Records from a data source:
=-=-=
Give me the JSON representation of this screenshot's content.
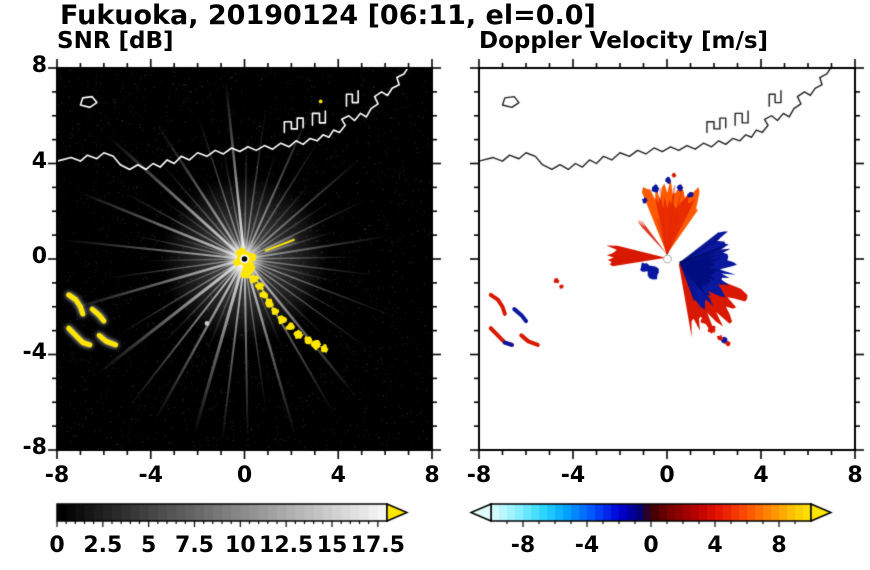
{
  "figure_title": "Fukuoka, 20190124 [06:11, el=0.0]",
  "chart_data": [
    {
      "type": "heatmap",
      "title": "SNR [dB]",
      "xlim": [
        -8,
        8
      ],
      "ylim": [
        -8,
        8
      ],
      "xtick_values": [
        -8,
        -4,
        0,
        4,
        8
      ],
      "xtick_labels": [
        "-8",
        "-4",
        "0",
        "4",
        "8"
      ],
      "ytick_values": [
        8,
        4,
        0,
        -4,
        -8
      ],
      "ytick_labels": [
        "8",
        "4",
        "0",
        "-4",
        "-8"
      ],
      "background": "#000000",
      "coast_color": "#ffffff",
      "echo_color": "#ffe600",
      "radar_center": [
        0,
        0
      ],
      "colorbar": {
        "range": [
          0,
          18
        ],
        "tick_values": [
          0,
          2.5,
          5,
          7.5,
          10,
          12.5,
          15,
          17.5
        ],
        "tick_labels": [
          "0",
          "2.5",
          "5",
          "7.5",
          "10",
          "12.5",
          "15",
          "17.5"
        ],
        "minor_step": 0.5,
        "major_step": 2.5,
        "type": "grayscale",
        "right_arrow_color": "#ffe600"
      },
      "streaks": [
        [
          96,
          7.6,
          0.95,
          2.5
        ],
        [
          138,
          7.8,
          0.85,
          3
        ],
        [
          158,
          7.7,
          0.8,
          2.5
        ],
        [
          174,
          7.8,
          0.7,
          2
        ],
        [
          196,
          7.9,
          0.75,
          2.5
        ],
        [
          218,
          7.9,
          0.85,
          3
        ],
        [
          232,
          7.9,
          0.8,
          2
        ],
        [
          241,
          7.9,
          0.8,
          2.5
        ],
        [
          254,
          7.8,
          0.85,
          3
        ],
        [
          263,
          7.9,
          0.8,
          2
        ],
        [
          271,
          7.8,
          0.75,
          2
        ],
        [
          286,
          7.9,
          0.8,
          2.5
        ],
        [
          300,
          7.6,
          0.7,
          2
        ],
        [
          309,
          7.5,
          0.75,
          2.5
        ],
        [
          66,
          7.2,
          0.6,
          2
        ],
        [
          41,
          6.6,
          0.55,
          2
        ],
        [
          9,
          6.2,
          0.55,
          2
        ],
        [
          123,
          6.8,
          0.7,
          2.5
        ],
        [
          101,
          5.0,
          0.5,
          1.5
        ],
        [
          108,
          6.5,
          0.6,
          1.5
        ],
        [
          116,
          4.0,
          0.45,
          1.5
        ],
        [
          131,
          5.5,
          0.5,
          1.5
        ],
        [
          144,
          4.5,
          0.4,
          1.5
        ],
        [
          151,
          6.0,
          0.55,
          1.5
        ],
        [
          163,
          3.5,
          0.4,
          1.5
        ],
        [
          168,
          5.0,
          0.5,
          1.5
        ],
        [
          181,
          4.2,
          0.4,
          1.5
        ],
        [
          188,
          6.0,
          0.5,
          1.5
        ],
        [
          203,
          4.0,
          0.4,
          1.5
        ],
        [
          211,
          6.3,
          0.55,
          1.5
        ],
        [
          226,
          5.0,
          0.5,
          1.5
        ],
        [
          248,
          4.4,
          0.45,
          1.5
        ],
        [
          278,
          6.4,
          0.55,
          1.5
        ],
        [
          293,
          4.2,
          0.4,
          1.5
        ],
        [
          316,
          4.8,
          0.45,
          1.5
        ],
        [
          324,
          6.5,
          0.55,
          1.5
        ],
        [
          331,
          5.2,
          0.45,
          1.5
        ],
        [
          339,
          6.8,
          0.55,
          1.5
        ],
        [
          346,
          4.0,
          0.4,
          1.5
        ],
        [
          353,
          5.6,
          0.5,
          1.5
        ],
        [
          1,
          4.8,
          0.45,
          1.5
        ],
        [
          17,
          4.2,
          0.4,
          1.5
        ],
        [
          26,
          5.8,
          0.5,
          1.5
        ],
        [
          34,
          4.6,
          0.42,
          1.5
        ],
        [
          49,
          4.4,
          0.4,
          1.5
        ],
        [
          58,
          6.0,
          0.5,
          1.5
        ],
        [
          74,
          4.8,
          0.45,
          1.5
        ],
        [
          82,
          6.4,
          0.55,
          1.5
        ],
        [
          89,
          5.4,
          0.5,
          1.5
        ]
      ],
      "center_blobs": [
        [
          0,
          0,
          0.38
        ],
        [
          0.18,
          -0.3,
          0.3
        ],
        [
          -0.12,
          0.22,
          0.26
        ],
        [
          0.32,
          0.08,
          0.2
        ],
        [
          0.05,
          -0.62,
          0.22
        ],
        [
          -0.3,
          -0.15,
          0.18
        ]
      ],
      "trail_blobs": [
        [
          0.15,
          -0.5,
          0.24
        ],
        [
          0.4,
          -0.85,
          0.2
        ],
        [
          0.65,
          -1.15,
          0.18
        ],
        [
          0.82,
          -1.5,
          0.17
        ],
        [
          1.05,
          -1.85,
          0.2
        ],
        [
          1.3,
          -2.2,
          0.18
        ],
        [
          1.6,
          -2.55,
          0.2
        ],
        [
          1.95,
          -2.85,
          0.18
        ],
        [
          2.3,
          -3.15,
          0.2
        ],
        [
          2.7,
          -3.4,
          0.18
        ],
        [
          3.05,
          -3.6,
          0.22
        ],
        [
          3.4,
          -3.75,
          0.18
        ]
      ],
      "arc_echoes": [
        {
          "points": [
            [
              -7.5,
              -1.5
            ],
            [
              -7.2,
              -1.7
            ],
            [
              -7.0,
              -2.0
            ],
            [
              -6.9,
              -2.3
            ]
          ],
          "color": "#ffe600",
          "width": 5
        },
        {
          "points": [
            [
              -6.5,
              -2.1
            ],
            [
              -6.2,
              -2.35
            ],
            [
              -6.0,
              -2.6
            ]
          ],
          "color": "#ffe600",
          "width": 5
        },
        {
          "points": [
            [
              -7.5,
              -2.9
            ],
            [
              -7.2,
              -3.2
            ],
            [
              -6.9,
              -3.5
            ],
            [
              -6.6,
              -3.6
            ]
          ],
          "color": "#ffe600",
          "width": 5
        },
        {
          "points": [
            [
              -6.2,
              -3.2
            ],
            [
              -5.9,
              -3.45
            ],
            [
              -5.5,
              -3.6
            ]
          ],
          "color": "#ffe600",
          "width": 5
        },
        {
          "points": [
            [
              0.9,
              0.35
            ],
            [
              2.1,
              0.8
            ]
          ],
          "color": "#ffe600",
          "width": 2
        }
      ],
      "specks": [
        {
          "x": -1.6,
          "y": -2.7,
          "r": 0.1,
          "color": "#cccccc"
        },
        {
          "x": 3.25,
          "y": 6.6,
          "r": 0.08,
          "color": "#ffe600"
        }
      ]
    },
    {
      "type": "heatmap",
      "title": "Doppler Velocity [m/s]",
      "xlim": [
        -8,
        8
      ],
      "ylim": [
        -8,
        8
      ],
      "xtick_values": [
        -8,
        -4,
        0,
        4,
        8
      ],
      "xtick_labels": [
        "-8",
        "-4",
        "0",
        "4",
        "8"
      ],
      "ytick_values": [
        8,
        4,
        0,
        -4,
        -8
      ],
      "ytick_labels": [
        "8",
        "4",
        "0",
        "-4",
        "-8"
      ],
      "background": "#ffffff",
      "coast_color": "#222222",
      "colorbar": {
        "range": [
          -10,
          10
        ],
        "tick_values": [
          -8,
          -4,
          0,
          4,
          8
        ],
        "tick_labels": [
          "-8",
          "-4",
          "0",
          "4",
          "8"
        ],
        "minor_step": 1,
        "major_step": 4,
        "stops": [
          [
            0,
            "#e0fdff"
          ],
          [
            0.08,
            "#8ff0ff"
          ],
          [
            0.16,
            "#2fd8ff"
          ],
          [
            0.24,
            "#00a0ff"
          ],
          [
            0.32,
            "#0050ff"
          ],
          [
            0.4,
            "#0000d8"
          ],
          [
            0.46,
            "#000080"
          ],
          [
            0.5,
            "#3c0000"
          ],
          [
            0.56,
            "#7a0000"
          ],
          [
            0.64,
            "#b80000"
          ],
          [
            0.72,
            "#e81800"
          ],
          [
            0.8,
            "#ff5000"
          ],
          [
            0.88,
            "#ff9000"
          ],
          [
            0.95,
            "#ffc800"
          ],
          [
            1,
            "#ffe600"
          ]
        ],
        "left_arrow_color": "#e0fdff",
        "right_arrow_color": "#ffe600"
      },
      "fans": [
        {
          "cx": 0.5,
          "cy": -0.2,
          "a0": -80,
          "a1": -22,
          "r": 3.3,
          "color": "#d81800"
        },
        {
          "cx": 0.0,
          "cy": 0.2,
          "a0": 55,
          "a1": 112,
          "r": 3.1,
          "color": "#ff5a00",
          "texture": "#c01000"
        },
        {
          "cx": 0.0,
          "cy": 0.2,
          "a0": 63,
          "a1": 102,
          "r": 2.6,
          "color": "#e82800",
          "alpha": 0.9
        },
        {
          "cx": 0.55,
          "cy": -0.15,
          "a0": -70,
          "a1": 38,
          "r": 2.35,
          "color": "#0a18a0",
          "texture": "#000d66"
        },
        {
          "cx": 0.62,
          "cy": -0.3,
          "a0": -52,
          "a1": 22,
          "r": 1.55,
          "color": "#000d80"
        },
        {
          "cx": -0.05,
          "cy": 0.05,
          "a0": 166,
          "a1": 189,
          "r": 2.55,
          "color": "#d81800"
        },
        {
          "cx": 0.0,
          "cy": 0.2,
          "a0": 127,
          "a1": 133,
          "r": 1.9,
          "color": "#d81800",
          "alpha": 0.85
        }
      ],
      "blobs": [
        {
          "x": -0.5,
          "y": 2.95,
          "r": 0.17,
          "color": "#0a18a0"
        },
        {
          "x": 0.05,
          "y": 3.3,
          "r": 0.14,
          "color": "#0a18a0"
        },
        {
          "x": 0.55,
          "y": 3.0,
          "r": 0.14,
          "color": "#0a18a0"
        },
        {
          "x": -0.95,
          "y": 2.45,
          "r": 0.12,
          "color": "#0a18a0"
        },
        {
          "x": 1.0,
          "y": 2.7,
          "r": 0.13,
          "color": "#0a18a0"
        },
        {
          "x": -0.6,
          "y": -0.55,
          "r": 0.3,
          "color": "#0a18a0"
        },
        {
          "x": -0.95,
          "y": -0.35,
          "r": 0.2,
          "color": "#0a18a0"
        },
        {
          "x": 2.45,
          "y": -3.4,
          "r": 0.14,
          "color": "#0a18a0"
        },
        {
          "x": 1.9,
          "y": -2.95,
          "r": 0.17,
          "color": "#d81800"
        },
        {
          "x": 2.25,
          "y": -3.3,
          "r": 0.13,
          "color": "#d81800"
        },
        {
          "x": 1.55,
          "y": -2.6,
          "r": 0.12,
          "color": "#d81800"
        },
        {
          "x": 2.6,
          "y": -3.55,
          "r": 0.12,
          "color": "#d81800"
        },
        {
          "x": -4.7,
          "y": -0.9,
          "r": 0.12,
          "color": "#d81800"
        },
        {
          "x": -4.5,
          "y": -1.15,
          "r": 0.1,
          "color": "#d81800"
        },
        {
          "x": 0.3,
          "y": 3.5,
          "r": 0.1,
          "color": "#d81800"
        }
      ],
      "arc_echoes": [
        {
          "points": [
            [
              -7.5,
              -1.5
            ],
            [
              -7.2,
              -1.7
            ],
            [
              -7.0,
              -2.0
            ],
            [
              -6.9,
              -2.3
            ]
          ],
          "color": "#d81800",
          "width": 4
        },
        {
          "points": [
            [
              -6.5,
              -2.1
            ],
            [
              -6.2,
              -2.35
            ],
            [
              -6.0,
              -2.6
            ]
          ],
          "color": "#0a18a0",
          "width": 4
        },
        {
          "points": [
            [
              -7.5,
              -2.9
            ],
            [
              -7.2,
              -3.2
            ],
            [
              -6.9,
              -3.5
            ],
            [
              -6.6,
              -3.6
            ]
          ],
          "color": "#d81800",
          "width": 4
        },
        {
          "points": [
            [
              -6.9,
              -3.5
            ],
            [
              -6.6,
              -3.6
            ]
          ],
          "color": "#0a18a0",
          "width": 4
        },
        {
          "points": [
            [
              -6.2,
              -3.2
            ],
            [
              -5.9,
              -3.45
            ],
            [
              -5.5,
              -3.6
            ]
          ],
          "color": "#d81800",
          "width": 4
        }
      ],
      "center_dot": {
        "x": 0.02,
        "y": 0.0,
        "r": 0.17,
        "color": "#ffffff",
        "ring": "#aaaaaa"
      }
    }
  ],
  "coastline": {
    "main": [
      [
        -8,
        4.1
      ],
      [
        -7.4,
        4.25
      ],
      [
        -7.0,
        4.1
      ],
      [
        -6.7,
        4.35
      ],
      [
        -6.3,
        4.2
      ],
      [
        -6.0,
        4.45
      ],
      [
        -5.6,
        4.3
      ],
      [
        -5.3,
        3.95
      ],
      [
        -4.9,
        3.75
      ],
      [
        -4.55,
        3.95
      ],
      [
        -4.2,
        3.75
      ],
      [
        -3.9,
        4.0
      ],
      [
        -3.6,
        3.85
      ],
      [
        -3.3,
        4.15
      ],
      [
        -3.0,
        4.0
      ],
      [
        -2.7,
        4.3
      ],
      [
        -2.35,
        4.15
      ],
      [
        -2.0,
        4.45
      ],
      [
        -1.6,
        4.3
      ],
      [
        -1.25,
        4.55
      ],
      [
        -0.9,
        4.4
      ],
      [
        -0.55,
        4.65
      ],
      [
        -0.2,
        4.5
      ],
      [
        0.15,
        4.7
      ],
      [
        0.5,
        4.55
      ],
      [
        0.85,
        4.75
      ],
      [
        1.2,
        4.6
      ],
      [
        1.55,
        4.85
      ],
      [
        1.9,
        4.7
      ],
      [
        2.2,
        4.95
      ],
      [
        2.5,
        4.8
      ],
      [
        2.8,
        5.05
      ],
      [
        3.1,
        4.95
      ],
      [
        3.35,
        5.2
      ],
      [
        3.6,
        5.1
      ],
      [
        3.8,
        5.4
      ],
      [
        4.05,
        5.3
      ],
      [
        4.3,
        5.6
      ],
      [
        4.15,
        5.85
      ],
      [
        4.45,
        6.0
      ],
      [
        4.7,
        5.8
      ],
      [
        4.95,
        6.1
      ],
      [
        5.2,
        5.95
      ],
      [
        5.4,
        6.3
      ],
      [
        5.7,
        6.5
      ],
      [
        5.55,
        6.8
      ],
      [
        5.85,
        7.0
      ],
      [
        6.1,
        6.85
      ],
      [
        6.3,
        7.15
      ],
      [
        6.6,
        7.3
      ],
      [
        6.5,
        7.6
      ],
      [
        6.8,
        7.75
      ],
      [
        7.0,
        8.05
      ]
    ],
    "island": [
      [
        -7.0,
        6.45
      ],
      [
        -6.6,
        6.35
      ],
      [
        -6.3,
        6.55
      ],
      [
        -6.5,
        6.8
      ],
      [
        -6.9,
        6.75
      ]
    ],
    "structures": [
      [
        [
          1.7,
          5.3
        ],
        [
          1.7,
          5.75
        ],
        [
          2.0,
          5.75
        ],
        [
          2.0,
          5.45
        ],
        [
          2.25,
          5.45
        ],
        [
          2.25,
          5.9
        ],
        [
          2.5,
          5.9
        ],
        [
          2.5,
          5.5
        ]
      ],
      [
        [
          2.9,
          5.6
        ],
        [
          2.9,
          6.1
        ],
        [
          3.2,
          6.1
        ],
        [
          3.2,
          5.7
        ],
        [
          3.45,
          5.7
        ],
        [
          3.45,
          6.2
        ]
      ],
      [
        [
          4.35,
          6.4
        ],
        [
          4.35,
          6.9
        ],
        [
          4.6,
          6.9
        ],
        [
          4.6,
          6.55
        ],
        [
          4.85,
          6.55
        ],
        [
          4.85,
          7.05
        ]
      ]
    ]
  }
}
=-=-=
**INSTRUCTIONS TO FOLLOW:**
Within the listing, how many lines hold the word "background"? Only the number is to be given.

**EXPECTED ANSWER:**
2